#### Supplied records ####

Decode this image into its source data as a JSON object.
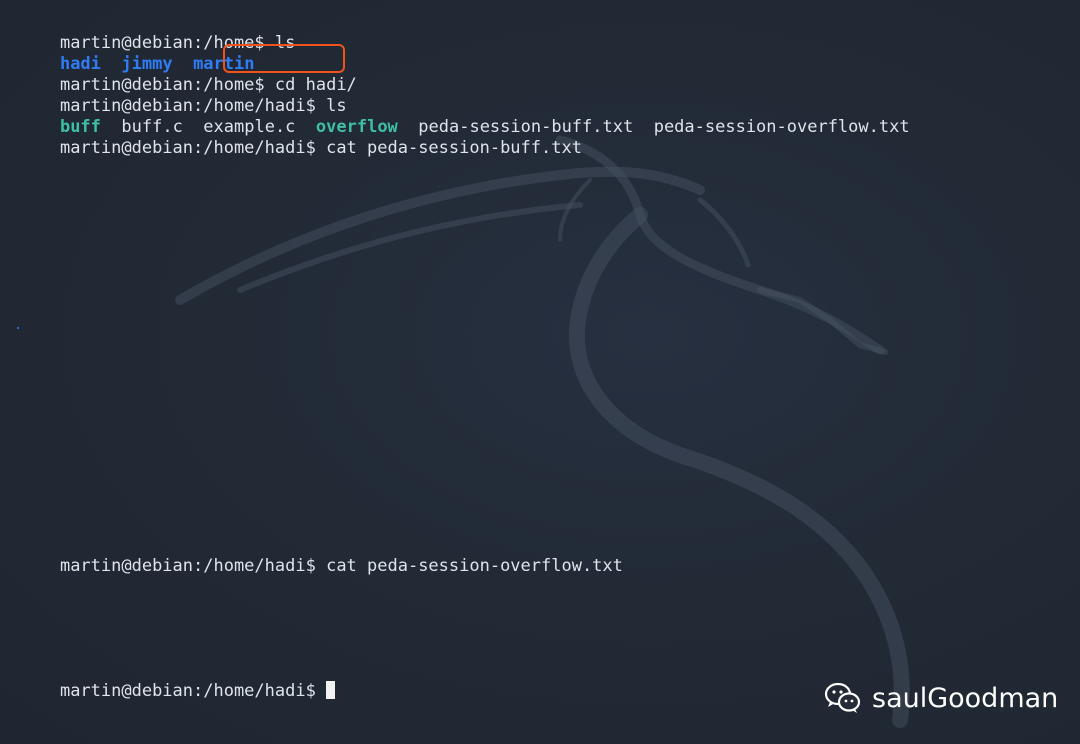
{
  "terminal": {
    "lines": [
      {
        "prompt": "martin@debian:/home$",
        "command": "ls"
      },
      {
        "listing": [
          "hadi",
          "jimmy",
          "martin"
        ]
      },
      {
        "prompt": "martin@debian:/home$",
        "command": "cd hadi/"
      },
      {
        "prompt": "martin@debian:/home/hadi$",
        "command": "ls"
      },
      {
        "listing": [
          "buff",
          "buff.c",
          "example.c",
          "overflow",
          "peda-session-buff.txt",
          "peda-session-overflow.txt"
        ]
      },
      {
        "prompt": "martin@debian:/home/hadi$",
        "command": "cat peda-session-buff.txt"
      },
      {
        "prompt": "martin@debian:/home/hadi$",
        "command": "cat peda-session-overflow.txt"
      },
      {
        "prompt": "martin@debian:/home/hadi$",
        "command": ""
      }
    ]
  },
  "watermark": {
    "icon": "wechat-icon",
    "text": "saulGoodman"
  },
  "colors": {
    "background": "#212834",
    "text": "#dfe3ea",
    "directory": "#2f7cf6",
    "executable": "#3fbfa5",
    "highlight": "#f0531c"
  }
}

####

Output all of the data exactly as it stands, minus any images.

- **Answer to this problem**:
Decode this image into its source data as a JSON object.
{
  "terminal": {
    "lines": [
      {
        "prompt": "martin@debian:/home$",
        "command": "ls"
      },
      {
        "listing": [
          "hadi",
          "jimmy",
          "martin"
        ]
      },
      {
        "prompt": "martin@debian:/home$",
        "command": "cd hadi/"
      },
      {
        "prompt": "martin@debian:/home/hadi$",
        "command": "ls"
      },
      {
        "listing": [
          "buff",
          "buff.c",
          "example.c",
          "overflow",
          "peda-session-buff.txt",
          "peda-session-overflow.txt"
        ]
      },
      {
        "prompt": "martin@debian:/home/hadi$",
        "command": "cat peda-session-buff.txt"
      },
      {
        "prompt": "martin@debian:/home/hadi$",
        "command": "cat peda-session-overflow.txt"
      },
      {
        "prompt": "martin@debian:/home/hadi$",
        "command": ""
      }
    ]
  },
  "watermark": {
    "icon": "wechat-icon",
    "text": "saulGoodman"
  },
  "colors": {
    "background": "#212834",
    "text": "#dfe3ea",
    "directory": "#2f7cf6",
    "executable": "#3fbfa5",
    "highlight": "#f0531c"
  }
}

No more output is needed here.